[Dataset items]
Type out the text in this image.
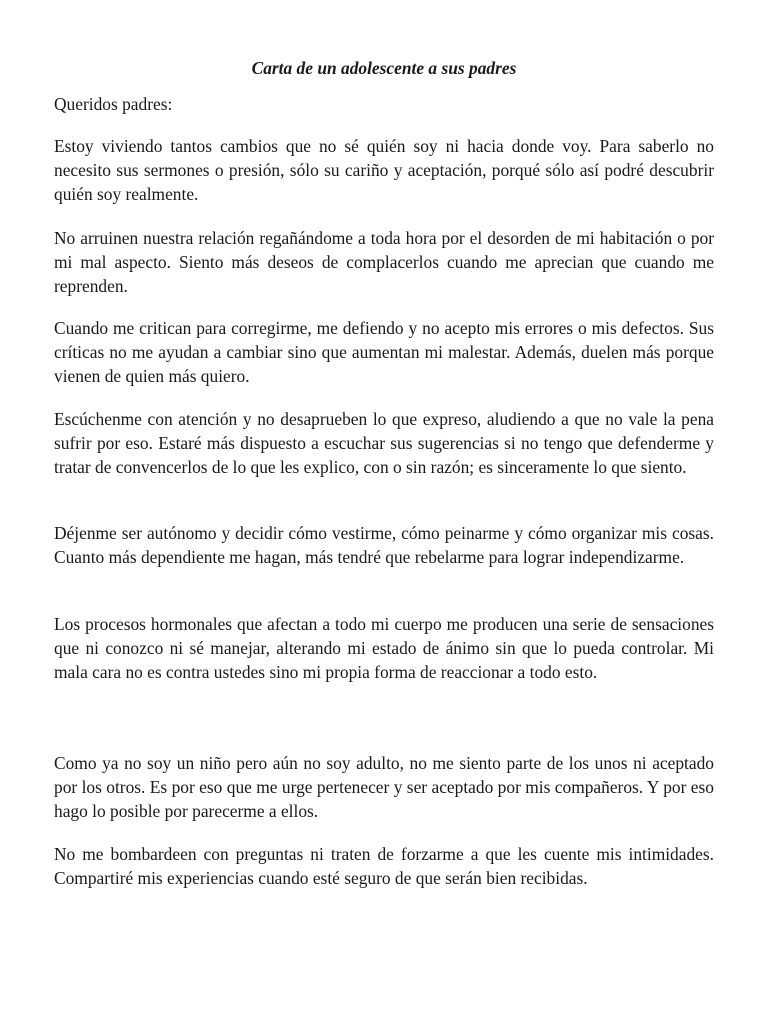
Carta de un adolescente a sus padres

Queridos padres:

Estoy viviendo tantos cambios que no sé quién soy ni hacia donde voy. Para saberlo no necesito sus sermones o presión, sólo su cariño y aceptación, porqué sólo así podré descubrir quién soy realmente.

No arruinen nuestra relación regañándome a toda hora por el desorden de mi habitación o por mi mal aspecto. Siento más deseos de complacerlos cuando me aprecian que cuando me reprenden.

Cuando me critican para corregirme, me defiendo y no acepto mis errores o mis defectos. Sus críticas no me ayudan a cambiar sino que aumentan mi malestar. Además, duelen más porque vienen de quien más quiero.

Escúchenme con atención y no desaprueben lo que expreso, aludiendo a que no vale la pena sufrir por eso. Estaré más dispuesto a escuchar sus sugerencias si no tengo que defenderme y tratar de convencerlos de lo que les explico, con o sin razón; es sinceramente lo que siento.

Déjenme ser autónomo y decidir cómo vestirme, cómo peinarme y cómo organizar mis cosas. Cuanto más dependiente me hagan, más tendré que rebelarme para lograr independizarme.

Los procesos hormonales que afectan a todo mi cuerpo me producen una serie de sensaciones que ni conozco ni sé manejar, alterando mi estado de ánimo sin que lo pueda controlar. Mi mala cara no es contra ustedes sino mi propia forma de reaccionar a todo esto.

Como ya no soy un niño pero aún no soy adulto, no me siento parte de los unos ni aceptado por los otros. Es por eso que me urge pertenecer y ser aceptado por mis compañeros. Y por eso hago lo posible por parecerme a ellos.

No me bombardeen con preguntas ni traten de forzarme a que les cuente mis intimidades. Compartiré mis experiencias cuando esté seguro de que serán bien recibidas.
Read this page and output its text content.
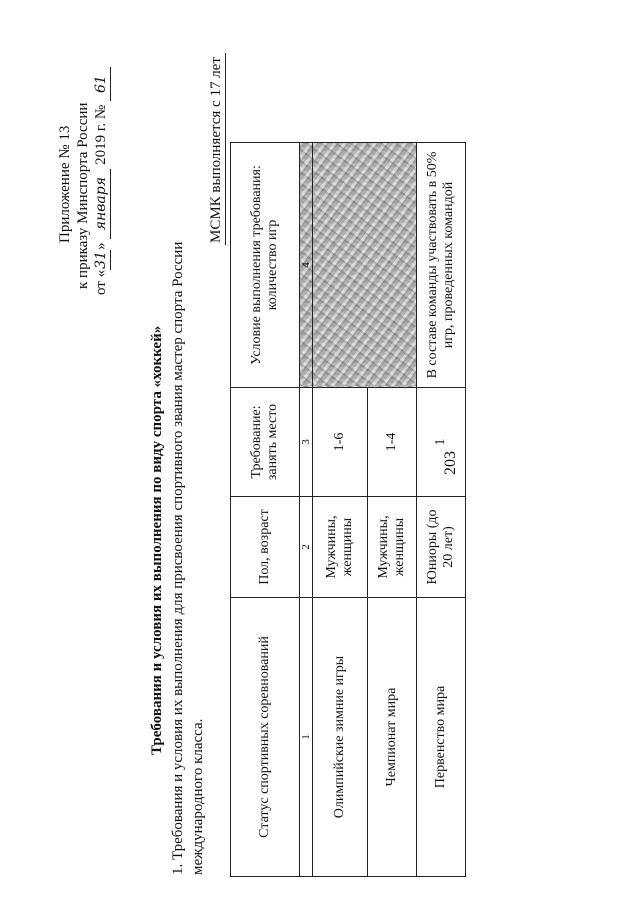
203
Приложение № 13 к приказу Минспорта России от «31» января 2019 г. № 61
Требования и условия их выполнения по виду спорта «хоккей» 1. Требования и условия их выполнения для присвоения спортивного звания мастер спорта России международного класса.
МСМК выполняется с 17 лет
Статус спортивных соревнований	Пол, возраст	Требование: занять место	Условие выполнения требования: количество игр
1	2	3	4
Олимпийские зимние игры	Мужчины, женщины	1-6	
Чемпионат мира	Мужчины, женщины	1-4	
Первенство мира	Юниоры (до 20 лет)	1	В составе команды участвовать в 50% игр, проведенных командой
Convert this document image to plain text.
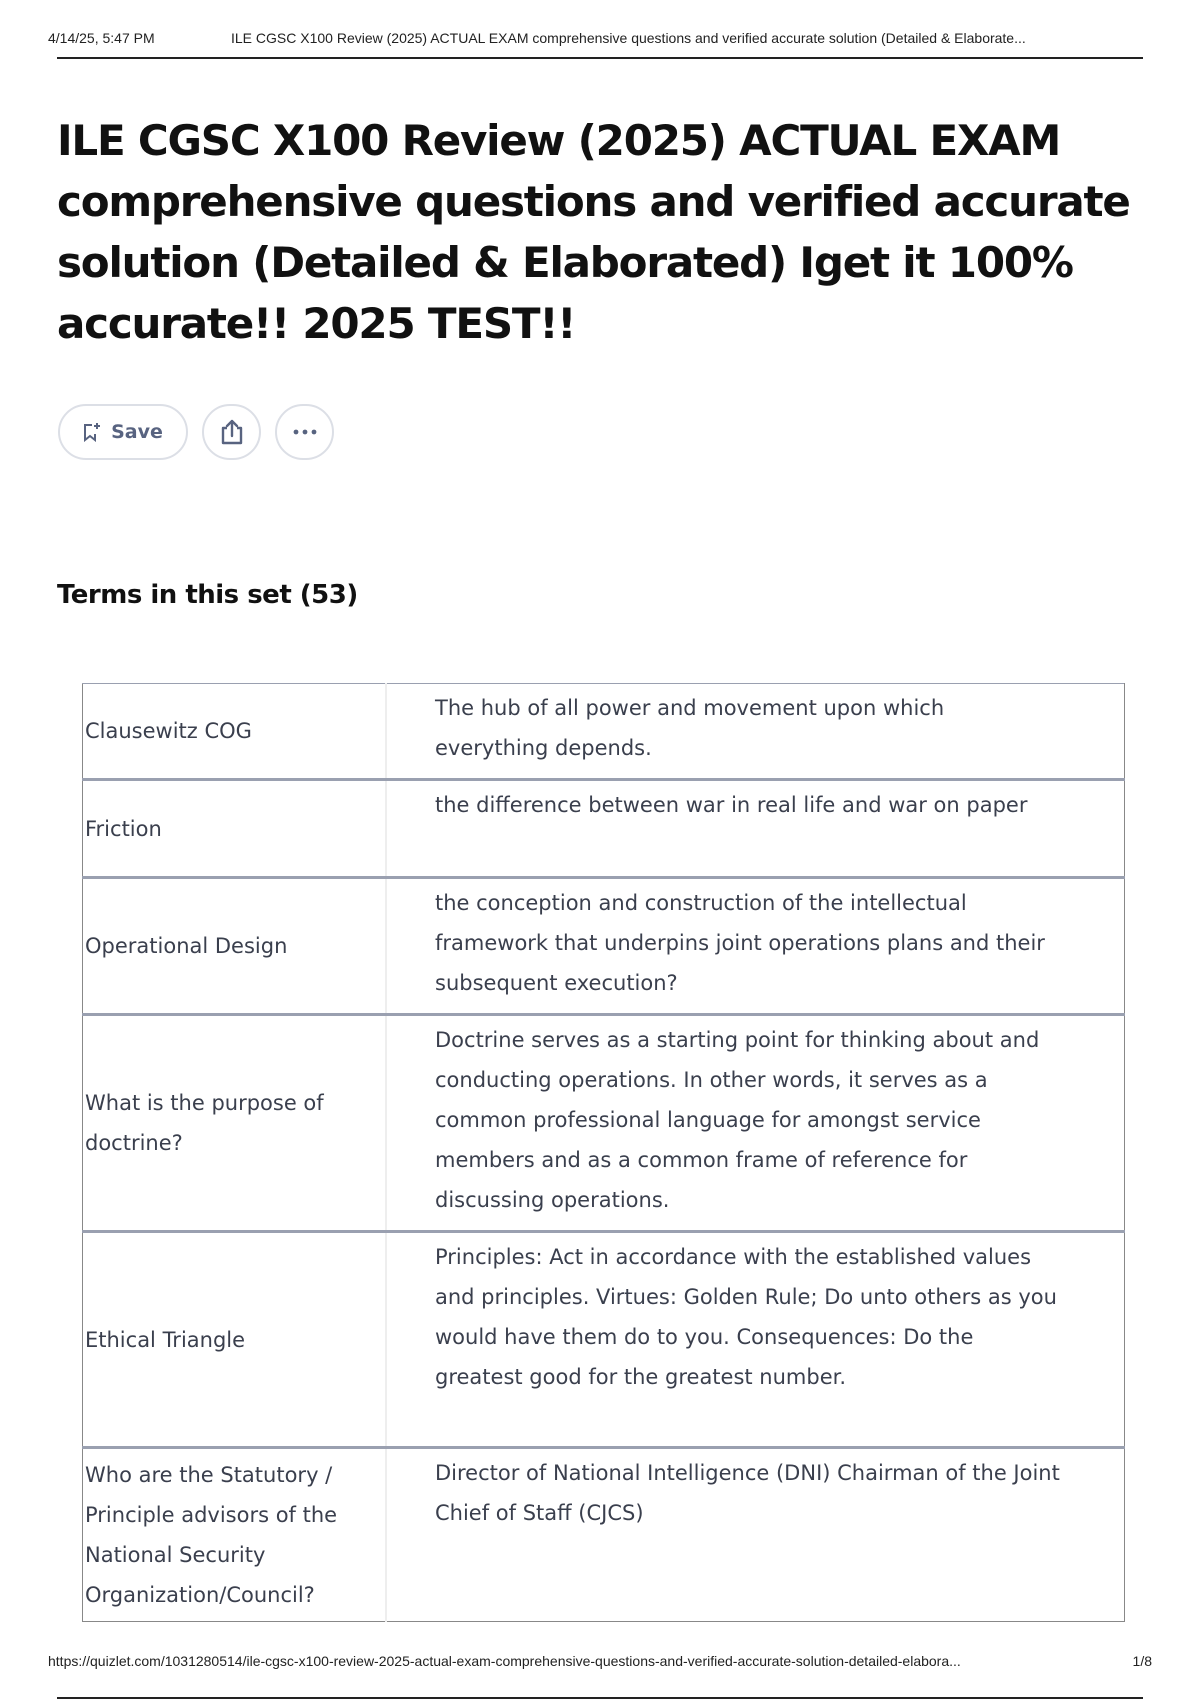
4/14/25, 5:47 PM	ILE CGSC X100 Review (2025) ACTUAL EXAM comprehensive questions and verified accurate solution (Detailed & Elaborate...
ILE CGSC X100 Review (2025) ACTUAL EXAM comprehensive questions and verified accurate solution (Detailed & Elaborated) Iget it 100% accurate!! 2025 TEST!!
Save
Terms in this set (53)
Clausewitz COG	The hub of all power and movement upon which everything depends.
Friction	the difference between war in real life and war on paper
Operational Design	the conception and construction of the intellectual framework that underpins joint operations plans and their subsequent execution?
What is the purpose of doctrine?	Doctrine serves as a starting point for thinking about and conducting operations. In other words, it serves as a common professional language for amongst service members and as a common frame of reference for discussing operations.
Ethical Triangle	Principles: Act in accordance with the established values and principles. Virtues: Golden Rule; Do unto others as you would have them do to you. Consequences: Do the greatest good for the greatest number.
Who are the Statutory / Principle advisors of the National Security Organization/Council?	Director of National Intelligence (DNI) Chairman of the Joint Chief of Staff (CJCS)
https://quizlet.com/1031280514/ile-cgsc-x100-review-2025-actual-exam-comprehensive-questions-and-verified-accurate-solution-detailed-elabora...	1/8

• [Set task]: Scan the records above for the string "мира", then select every line that holds it.

• [Full output]:
Чемпионат мира	Мужчины, женщины	1-4	
Первенство мира	Юниоры (до 20 лет)	1	В составе команды участвовать в 50% игр, проведенных командой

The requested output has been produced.